[BEGIN Data listing]

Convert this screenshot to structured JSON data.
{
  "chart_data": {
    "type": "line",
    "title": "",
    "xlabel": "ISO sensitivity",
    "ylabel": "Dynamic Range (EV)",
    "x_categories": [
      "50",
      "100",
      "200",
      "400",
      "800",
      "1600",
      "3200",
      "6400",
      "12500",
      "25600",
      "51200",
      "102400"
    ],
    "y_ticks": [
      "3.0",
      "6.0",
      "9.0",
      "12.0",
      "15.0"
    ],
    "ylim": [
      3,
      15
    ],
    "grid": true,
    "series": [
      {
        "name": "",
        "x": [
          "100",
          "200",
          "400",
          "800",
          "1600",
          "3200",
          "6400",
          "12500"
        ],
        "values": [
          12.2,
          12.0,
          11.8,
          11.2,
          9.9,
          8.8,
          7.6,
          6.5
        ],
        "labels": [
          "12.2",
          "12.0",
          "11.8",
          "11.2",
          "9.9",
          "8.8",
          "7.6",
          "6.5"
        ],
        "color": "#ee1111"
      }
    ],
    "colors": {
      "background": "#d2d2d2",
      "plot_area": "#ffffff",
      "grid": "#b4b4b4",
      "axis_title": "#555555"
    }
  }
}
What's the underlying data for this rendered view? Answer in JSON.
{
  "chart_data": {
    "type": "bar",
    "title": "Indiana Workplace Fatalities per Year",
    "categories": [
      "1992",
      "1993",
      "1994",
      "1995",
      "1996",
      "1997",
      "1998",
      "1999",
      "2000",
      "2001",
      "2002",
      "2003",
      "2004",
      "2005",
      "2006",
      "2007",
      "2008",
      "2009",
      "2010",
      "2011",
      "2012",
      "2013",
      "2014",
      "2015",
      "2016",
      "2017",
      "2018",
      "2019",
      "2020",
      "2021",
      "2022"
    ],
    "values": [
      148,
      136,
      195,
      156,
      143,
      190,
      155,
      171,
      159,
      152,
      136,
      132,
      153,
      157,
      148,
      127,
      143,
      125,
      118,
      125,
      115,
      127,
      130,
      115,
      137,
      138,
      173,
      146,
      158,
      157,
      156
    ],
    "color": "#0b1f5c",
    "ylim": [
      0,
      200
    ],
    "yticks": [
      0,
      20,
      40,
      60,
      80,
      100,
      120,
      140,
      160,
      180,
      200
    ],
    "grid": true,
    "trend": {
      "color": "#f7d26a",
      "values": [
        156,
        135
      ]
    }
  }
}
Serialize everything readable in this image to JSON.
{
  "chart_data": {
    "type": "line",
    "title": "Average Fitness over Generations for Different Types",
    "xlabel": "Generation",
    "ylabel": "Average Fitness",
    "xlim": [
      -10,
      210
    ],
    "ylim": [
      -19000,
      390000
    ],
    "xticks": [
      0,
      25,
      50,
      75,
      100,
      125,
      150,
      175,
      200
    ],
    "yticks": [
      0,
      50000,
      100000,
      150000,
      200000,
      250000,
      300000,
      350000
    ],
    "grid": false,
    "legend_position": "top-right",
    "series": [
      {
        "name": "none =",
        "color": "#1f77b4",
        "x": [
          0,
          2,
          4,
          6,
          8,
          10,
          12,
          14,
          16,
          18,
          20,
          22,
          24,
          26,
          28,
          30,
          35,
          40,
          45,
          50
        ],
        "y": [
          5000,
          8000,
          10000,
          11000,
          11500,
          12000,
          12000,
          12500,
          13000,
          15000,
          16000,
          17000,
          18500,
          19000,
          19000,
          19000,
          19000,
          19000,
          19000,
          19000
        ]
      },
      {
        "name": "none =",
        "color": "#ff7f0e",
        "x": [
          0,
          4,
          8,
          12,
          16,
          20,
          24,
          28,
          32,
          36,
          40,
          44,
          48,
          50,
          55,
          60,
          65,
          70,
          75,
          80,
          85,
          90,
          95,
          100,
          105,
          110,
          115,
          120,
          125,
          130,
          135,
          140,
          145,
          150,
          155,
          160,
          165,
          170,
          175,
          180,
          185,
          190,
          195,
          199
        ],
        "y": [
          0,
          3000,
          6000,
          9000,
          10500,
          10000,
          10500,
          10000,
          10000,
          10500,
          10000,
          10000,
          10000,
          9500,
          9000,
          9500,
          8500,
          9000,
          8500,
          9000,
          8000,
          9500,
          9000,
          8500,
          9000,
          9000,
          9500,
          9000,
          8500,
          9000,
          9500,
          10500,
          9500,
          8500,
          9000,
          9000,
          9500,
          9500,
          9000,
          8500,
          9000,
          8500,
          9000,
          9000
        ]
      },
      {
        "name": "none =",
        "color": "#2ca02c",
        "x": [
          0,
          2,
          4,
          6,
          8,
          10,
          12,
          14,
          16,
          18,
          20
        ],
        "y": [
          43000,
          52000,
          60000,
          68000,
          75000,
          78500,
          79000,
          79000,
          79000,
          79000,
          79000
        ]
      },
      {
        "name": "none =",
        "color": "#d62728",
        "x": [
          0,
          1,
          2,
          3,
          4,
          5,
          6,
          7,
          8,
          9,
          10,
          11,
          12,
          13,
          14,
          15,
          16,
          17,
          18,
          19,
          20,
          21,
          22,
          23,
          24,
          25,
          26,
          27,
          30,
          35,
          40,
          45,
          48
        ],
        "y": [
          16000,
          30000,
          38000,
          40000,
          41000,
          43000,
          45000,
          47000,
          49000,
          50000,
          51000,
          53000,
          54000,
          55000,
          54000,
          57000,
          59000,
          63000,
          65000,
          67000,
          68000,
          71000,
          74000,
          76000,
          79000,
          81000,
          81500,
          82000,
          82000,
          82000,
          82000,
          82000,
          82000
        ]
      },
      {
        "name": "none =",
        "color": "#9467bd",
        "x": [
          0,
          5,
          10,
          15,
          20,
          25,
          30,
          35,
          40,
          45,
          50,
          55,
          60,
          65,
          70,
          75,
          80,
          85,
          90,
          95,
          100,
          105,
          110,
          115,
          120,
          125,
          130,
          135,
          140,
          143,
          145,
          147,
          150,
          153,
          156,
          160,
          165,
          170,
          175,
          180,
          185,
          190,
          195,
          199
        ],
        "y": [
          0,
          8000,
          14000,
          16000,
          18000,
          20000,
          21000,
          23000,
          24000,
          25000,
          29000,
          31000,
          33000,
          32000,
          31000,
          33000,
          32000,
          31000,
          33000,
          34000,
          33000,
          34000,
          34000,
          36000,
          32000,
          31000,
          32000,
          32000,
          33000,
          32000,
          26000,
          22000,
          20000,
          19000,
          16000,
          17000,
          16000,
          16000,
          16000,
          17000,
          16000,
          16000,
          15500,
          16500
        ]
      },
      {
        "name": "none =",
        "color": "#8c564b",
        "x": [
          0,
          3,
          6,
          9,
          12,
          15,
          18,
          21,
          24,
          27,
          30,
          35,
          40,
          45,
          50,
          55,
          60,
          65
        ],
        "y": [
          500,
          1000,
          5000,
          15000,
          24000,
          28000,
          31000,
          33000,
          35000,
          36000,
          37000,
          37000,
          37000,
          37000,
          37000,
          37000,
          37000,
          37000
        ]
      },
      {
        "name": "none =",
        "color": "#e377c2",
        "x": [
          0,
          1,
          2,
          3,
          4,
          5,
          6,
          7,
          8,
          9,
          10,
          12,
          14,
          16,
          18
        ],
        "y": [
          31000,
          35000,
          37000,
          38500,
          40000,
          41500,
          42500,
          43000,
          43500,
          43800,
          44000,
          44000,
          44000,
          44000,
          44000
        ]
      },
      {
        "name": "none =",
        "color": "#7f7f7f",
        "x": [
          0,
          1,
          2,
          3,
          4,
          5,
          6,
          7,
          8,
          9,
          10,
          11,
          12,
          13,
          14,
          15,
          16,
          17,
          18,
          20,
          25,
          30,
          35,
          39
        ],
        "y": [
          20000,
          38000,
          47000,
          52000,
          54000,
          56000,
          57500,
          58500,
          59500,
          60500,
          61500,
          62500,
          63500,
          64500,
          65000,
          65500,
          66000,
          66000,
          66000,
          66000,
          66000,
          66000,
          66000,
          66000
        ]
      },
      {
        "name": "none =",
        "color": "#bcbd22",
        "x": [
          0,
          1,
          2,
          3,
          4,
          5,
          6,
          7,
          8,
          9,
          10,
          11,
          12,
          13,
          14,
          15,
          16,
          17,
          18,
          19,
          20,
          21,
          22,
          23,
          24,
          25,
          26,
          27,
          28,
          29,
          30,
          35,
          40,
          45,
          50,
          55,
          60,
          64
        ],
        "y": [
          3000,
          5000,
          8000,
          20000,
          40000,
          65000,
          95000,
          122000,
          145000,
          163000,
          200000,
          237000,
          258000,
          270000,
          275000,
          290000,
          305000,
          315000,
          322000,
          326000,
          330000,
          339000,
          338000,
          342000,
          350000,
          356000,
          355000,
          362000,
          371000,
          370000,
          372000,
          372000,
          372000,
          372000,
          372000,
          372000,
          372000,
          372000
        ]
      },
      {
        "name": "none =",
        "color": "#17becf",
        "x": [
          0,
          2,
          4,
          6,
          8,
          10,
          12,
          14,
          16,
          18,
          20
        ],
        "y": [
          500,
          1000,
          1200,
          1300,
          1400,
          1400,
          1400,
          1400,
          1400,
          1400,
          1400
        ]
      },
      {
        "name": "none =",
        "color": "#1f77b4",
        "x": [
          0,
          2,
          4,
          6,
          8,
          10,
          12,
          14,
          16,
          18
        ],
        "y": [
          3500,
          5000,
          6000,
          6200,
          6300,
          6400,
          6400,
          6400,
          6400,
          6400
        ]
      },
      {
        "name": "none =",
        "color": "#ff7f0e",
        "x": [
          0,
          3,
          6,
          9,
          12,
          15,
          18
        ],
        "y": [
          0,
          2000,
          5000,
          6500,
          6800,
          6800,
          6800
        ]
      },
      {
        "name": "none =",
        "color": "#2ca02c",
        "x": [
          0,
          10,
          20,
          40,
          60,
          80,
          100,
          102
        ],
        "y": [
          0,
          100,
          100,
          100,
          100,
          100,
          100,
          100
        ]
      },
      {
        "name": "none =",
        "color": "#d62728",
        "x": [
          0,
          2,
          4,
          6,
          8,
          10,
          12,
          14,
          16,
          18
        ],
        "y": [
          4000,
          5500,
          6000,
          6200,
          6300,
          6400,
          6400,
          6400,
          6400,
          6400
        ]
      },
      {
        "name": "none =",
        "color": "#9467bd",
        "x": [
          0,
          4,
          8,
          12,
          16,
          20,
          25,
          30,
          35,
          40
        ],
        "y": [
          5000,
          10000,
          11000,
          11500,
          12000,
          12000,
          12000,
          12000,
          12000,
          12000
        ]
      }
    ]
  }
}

[END Data listing]

**Required work:**
Read the data above. Pull out each line in which the string "Fitness" appears.

**Full output:**
    "title": "Average Fitness over Generations for Different Types",
    "ylabel": "Average Fitness",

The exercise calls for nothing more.